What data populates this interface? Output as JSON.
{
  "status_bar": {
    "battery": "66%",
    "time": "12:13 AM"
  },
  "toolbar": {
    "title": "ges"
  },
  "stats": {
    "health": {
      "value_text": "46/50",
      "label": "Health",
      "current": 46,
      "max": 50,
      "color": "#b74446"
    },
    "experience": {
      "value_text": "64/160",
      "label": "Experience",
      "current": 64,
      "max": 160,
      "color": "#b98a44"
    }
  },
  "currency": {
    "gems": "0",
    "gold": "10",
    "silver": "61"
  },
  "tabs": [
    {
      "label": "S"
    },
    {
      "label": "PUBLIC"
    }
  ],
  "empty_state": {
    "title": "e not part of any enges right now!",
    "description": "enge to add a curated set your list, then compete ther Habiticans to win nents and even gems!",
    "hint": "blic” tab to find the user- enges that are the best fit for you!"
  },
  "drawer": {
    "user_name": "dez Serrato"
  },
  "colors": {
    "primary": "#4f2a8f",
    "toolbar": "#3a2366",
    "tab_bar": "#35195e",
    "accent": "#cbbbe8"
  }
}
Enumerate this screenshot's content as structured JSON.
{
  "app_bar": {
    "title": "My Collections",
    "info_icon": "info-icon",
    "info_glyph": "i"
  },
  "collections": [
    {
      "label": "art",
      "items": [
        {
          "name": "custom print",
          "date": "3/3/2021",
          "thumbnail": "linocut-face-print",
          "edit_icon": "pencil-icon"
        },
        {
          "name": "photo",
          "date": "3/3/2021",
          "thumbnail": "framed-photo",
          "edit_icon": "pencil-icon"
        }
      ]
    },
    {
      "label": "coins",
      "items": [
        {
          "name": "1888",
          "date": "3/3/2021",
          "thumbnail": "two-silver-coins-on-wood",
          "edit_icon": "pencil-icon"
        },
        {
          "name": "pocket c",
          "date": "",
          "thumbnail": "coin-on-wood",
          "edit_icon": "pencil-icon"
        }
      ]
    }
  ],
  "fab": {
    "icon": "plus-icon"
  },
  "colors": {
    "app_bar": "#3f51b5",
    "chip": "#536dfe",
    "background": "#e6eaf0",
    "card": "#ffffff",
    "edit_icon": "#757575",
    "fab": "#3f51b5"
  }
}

□ □ □

* TASK REQUIREMENTS *
Print every record above exactly as written.

* THE COMPLETED TASK *
What data populates this interface? Output as JSON.
{
  "status_bar": {
    "battery": "66%",
    "time": "12:13 AM"
  },
  "toolbar": {
    "title": "ges"
  },
  "stats": {
    "health": {
      "value_text": "46/50",
      "label": "Health",
      "current": 46,
      "max": 50,
      "color": "#b74446"
    },
    "experience": {
      "value_text": "64/160",
      "label": "Experience",
      "current": 64,
      "max": 160,
      "color": "#b98a44"
    }
  },
  "currency": {
    "gems": "0",
    "gold": "10",
    "silver": "61"
  },
  "tabs": [
    {
      "label": "S"
    },
    {
      "label": "PUBLIC"
    }
  ],
  "empty_state": {
    "title": "e not part of any enges right now!",
    "description": "enge to add a curated set your list, then compete ther Habiticans to win nents and even gems!",
    "hint": "blic” tab to find the user- enges that are the best fit for you!"
  },
  "drawer": {
    "user_name": "dez Serrato"
  },
  "colors": {
    "primary": "#4f2a8f",
    "toolbar": "#3a2366",
    "tab_bar": "#35195e",
    "accent": "#cbbbe8"
  }
}
Enumerate this screenshot's content as structured JSON.
{
  "app_bar": {
    "title": "My Collections",
    "info_icon": "info-icon",
    "info_glyph": "i"
  },
  "collections": [
    {
      "label": "art",
      "items": [
        {
          "name": "custom print",
          "date": "3/3/2021",
          "thumbnail": "linocut-face-print",
          "edit_icon": "pencil-icon"
        },
        {
          "name": "photo",
          "date": "3/3/2021",
          "thumbnail": "framed-photo",
          "edit_icon": "pencil-icon"
        }
      ]
    },
    {
      "label": "coins",
      "items": [
        {
          "name": "1888",
          "date": "3/3/2021",
          "thumbnail": "two-silver-coins-on-wood",
          "edit_icon": "pencil-icon"
        },
        {
          "name": "pocket c",
          "date": "",
          "thumbnail": "coin-on-wood",
          "edit_icon": "pencil-icon"
        }
      ]
    }
  ],
  "fab": {
    "icon": "plus-icon"
  },
  "colors": {
    "app_bar": "#3f51b5",
    "chip": "#536dfe",
    "background": "#e6eaf0",
    "card": "#ffffff",
    "edit_icon": "#757575",
    "fab": "#3f51b5"
  }
}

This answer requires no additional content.